→ WHAT THE EXERCISE ASKS
Pictures appear in the records below; write out everything else exactly.

Rows from a figure dataset
--- start ---

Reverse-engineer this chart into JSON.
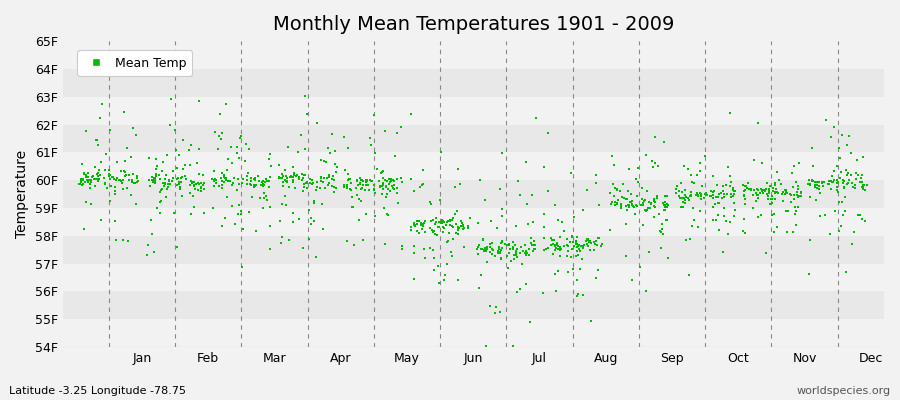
{
  "title": "Monthly Mean Temperatures 1901 - 2009",
  "ylabel": "Temperature",
  "subtitle": "Latitude -3.25 Longitude -78.75",
  "watermark": "worldspecies.org",
  "legend_label": "Mean Temp",
  "months": [
    "Jan",
    "Feb",
    "Mar",
    "Apr",
    "May",
    "Jun",
    "Jul",
    "Aug",
    "Sep",
    "Oct",
    "Nov",
    "Dec"
  ],
  "ylim": [
    54,
    65
  ],
  "yticks": [
    54,
    55,
    56,
    57,
    58,
    59,
    60,
    61,
    62,
    63,
    64,
    65
  ],
  "ytick_labels": [
    "54F",
    "55F",
    "56F",
    "57F",
    "58F",
    "59F",
    "60F",
    "61F",
    "62F",
    "63F",
    "64F",
    "65F"
  ],
  "marker_color": "#00bb00",
  "marker_size": 3,
  "bg_color": "#f2f2f2",
  "band_light": "#f2f2f2",
  "band_dark": "#e8e8e8",
  "dashed_line_color": "#888888",
  "month_means": [
    60.0,
    59.9,
    59.95,
    60.05,
    59.9,
    58.4,
    57.5,
    57.7,
    59.2,
    59.5,
    59.6,
    59.9
  ],
  "month_stds": [
    0.8,
    0.85,
    0.9,
    0.85,
    0.9,
    1.1,
    1.2,
    1.1,
    0.85,
    0.75,
    0.75,
    0.85
  ],
  "n_points": 109,
  "seed": 42,
  "title_fontsize": 14,
  "axis_label_fontsize": 10,
  "tick_fontsize": 9
}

--- end ---

→ EXERCISE OUTPUT
Reverse-engineer this chart into JSON.
{
  "title": "Monthly Mean Temperatures 1901 - 2009",
  "ylabel": "Temperature",
  "subtitle": "Latitude -3.25 Longitude -78.75",
  "watermark": "worldspecies.org",
  "legend_label": "Mean Temp",
  "months": [
    "Jan",
    "Feb",
    "Mar",
    "Apr",
    "May",
    "Jun",
    "Jul",
    "Aug",
    "Sep",
    "Oct",
    "Nov",
    "Dec"
  ],
  "ylim": [
    54,
    65
  ],
  "yticks": [
    54,
    55,
    56,
    57,
    58,
    59,
    60,
    61,
    62,
    63,
    64,
    65
  ],
  "ytick_labels": [
    "54F",
    "55F",
    "56F",
    "57F",
    "58F",
    "59F",
    "60F",
    "61F",
    "62F",
    "63F",
    "64F",
    "65F"
  ],
  "marker_color": "#00bb00",
  "marker_size": 3,
  "bg_color": "#f2f2f2",
  "band_light": "#f2f2f2",
  "band_dark": "#e8e8e8",
  "dashed_line_color": "#888888",
  "month_means": [
    60.0,
    59.9,
    59.95,
    60.05,
    59.9,
    58.4,
    57.5,
    57.7,
    59.2,
    59.5,
    59.6,
    59.9
  ],
  "month_stds": [
    0.8,
    0.85,
    0.9,
    0.85,
    0.9,
    1.1,
    1.2,
    1.1,
    0.85,
    0.75,
    0.75,
    0.85
  ],
  "n_points": 109,
  "seed": 42,
  "title_fontsize": 14,
  "axis_label_fontsize": 10,
  "tick_fontsize": 9
}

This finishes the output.